-- WHAT YOU NEED TO DO --
All lines below must be repeated exactly, with the pictures omitted.

>> Start DATA SECTION

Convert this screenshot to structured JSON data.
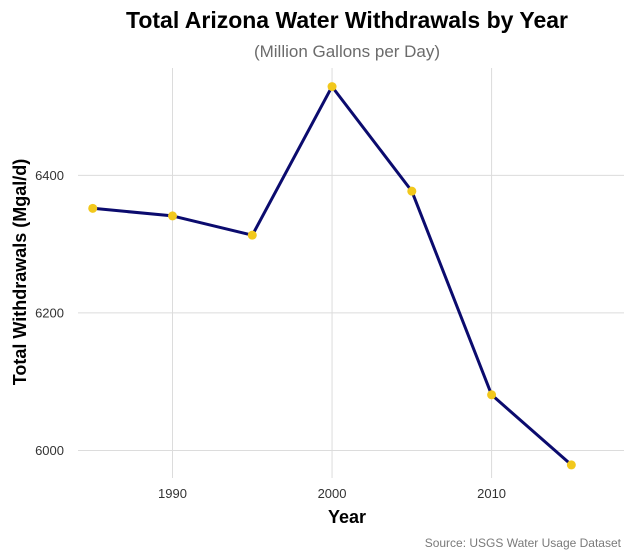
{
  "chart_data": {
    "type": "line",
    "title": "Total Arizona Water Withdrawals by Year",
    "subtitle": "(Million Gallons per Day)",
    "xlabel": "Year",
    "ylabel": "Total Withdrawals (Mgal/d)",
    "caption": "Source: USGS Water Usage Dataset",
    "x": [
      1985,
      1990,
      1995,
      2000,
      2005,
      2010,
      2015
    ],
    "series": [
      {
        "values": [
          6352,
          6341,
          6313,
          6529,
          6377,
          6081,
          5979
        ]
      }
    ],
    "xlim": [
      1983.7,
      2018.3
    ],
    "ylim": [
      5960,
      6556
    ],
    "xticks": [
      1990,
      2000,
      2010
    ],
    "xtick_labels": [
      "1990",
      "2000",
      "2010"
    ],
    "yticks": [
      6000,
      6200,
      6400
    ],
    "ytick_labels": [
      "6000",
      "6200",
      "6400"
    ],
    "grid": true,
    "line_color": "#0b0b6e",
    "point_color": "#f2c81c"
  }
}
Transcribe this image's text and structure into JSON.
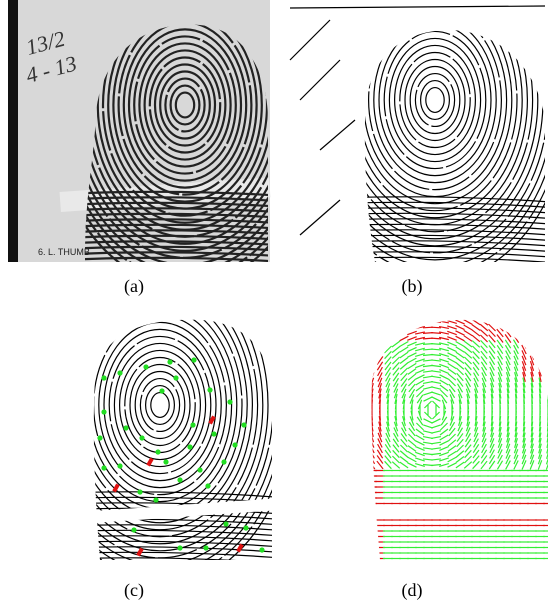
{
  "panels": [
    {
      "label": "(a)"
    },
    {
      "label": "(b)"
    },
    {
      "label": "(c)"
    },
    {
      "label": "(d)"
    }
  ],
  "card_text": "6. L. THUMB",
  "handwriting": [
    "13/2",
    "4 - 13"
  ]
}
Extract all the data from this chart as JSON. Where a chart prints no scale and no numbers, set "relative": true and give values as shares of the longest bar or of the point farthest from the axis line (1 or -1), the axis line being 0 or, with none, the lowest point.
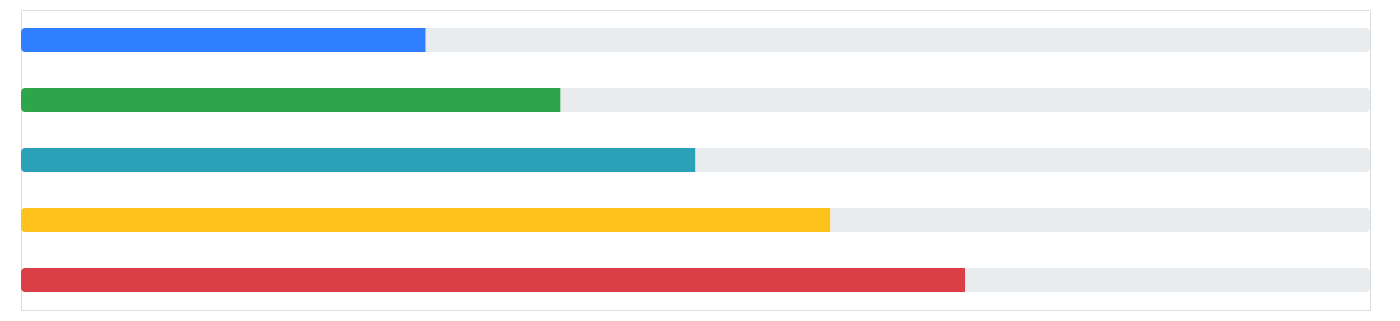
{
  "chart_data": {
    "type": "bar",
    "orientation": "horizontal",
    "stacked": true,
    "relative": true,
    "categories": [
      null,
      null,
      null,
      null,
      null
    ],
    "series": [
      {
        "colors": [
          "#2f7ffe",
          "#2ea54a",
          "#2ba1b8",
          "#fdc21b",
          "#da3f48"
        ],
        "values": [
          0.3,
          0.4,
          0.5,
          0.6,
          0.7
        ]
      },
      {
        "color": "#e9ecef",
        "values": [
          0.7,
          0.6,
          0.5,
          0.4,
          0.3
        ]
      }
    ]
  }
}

>> End DATA SECTION

-- WRITTEN RESPONSE --
Convert this screenshot to structured JSON data.
{
  "chart_data": {
    "type": "line",
    "title": "Total Arizona Water Withdrawals by Year",
    "subtitle": "(Million Gallons per Day)",
    "xlabel": "Year",
    "ylabel": "Total Withdrawals (Mgal/d)",
    "caption": "Source: USGS Water Usage Dataset",
    "x": [
      1985,
      1990,
      1995,
      2000,
      2005,
      2010,
      2015
    ],
    "series": [
      {
        "values": [
          6352,
          6341,
          6313,
          6529,
          6377,
          6081,
          5979
        ]
      }
    ],
    "xlim": [
      1983.7,
      2018.3
    ],
    "ylim": [
      5960,
      6556
    ],
    "xticks": [
      1990,
      2000,
      2010
    ],
    "xtick_labels": [
      "1990",
      "2000",
      "2010"
    ],
    "yticks": [
      6000,
      6200,
      6400
    ],
    "ytick_labels": [
      "6000",
      "6200",
      "6400"
    ],
    "grid": true,
    "line_color": "#0b0b6e",
    "point_color": "#f2c81c"
  }
}
Transcribe this image's text and structure into JSON.
{
  "panels": [
    {
      "label": "(a)"
    },
    {
      "label": "(b)"
    },
    {
      "label": "(c)"
    },
    {
      "label": "(d)"
    }
  ],
  "card_text": "6. L. THUMB",
  "handwriting": [
    "13/2",
    "4 - 13"
  ]
}
Extract all the data from this chart as JSON. Where a chart prints no scale and no numbers, set "relative": true and give values as shares of the longest bar or of the point farthest from the axis line (1 or -1), the axis line being 0 or, with none, the lowest point.
{
  "chart_data": {
    "type": "bar",
    "orientation": "horizontal",
    "stacked": true,
    "relative": true,
    "categories": [
      null,
      null,
      null,
      null,
      null
    ],
    "series": [
      {
        "colors": [
          "#2f7ffe",
          "#2ea54a",
          "#2ba1b8",
          "#fdc21b",
          "#da3f48"
        ],
        "values": [
          0.3,
          0.4,
          0.5,
          0.6,
          0.7
        ]
      },
      {
        "color": "#e9ecef",
        "values": [
          0.7,
          0.6,
          0.5,
          0.4,
          0.3
        ]
      }
    ]
  }
}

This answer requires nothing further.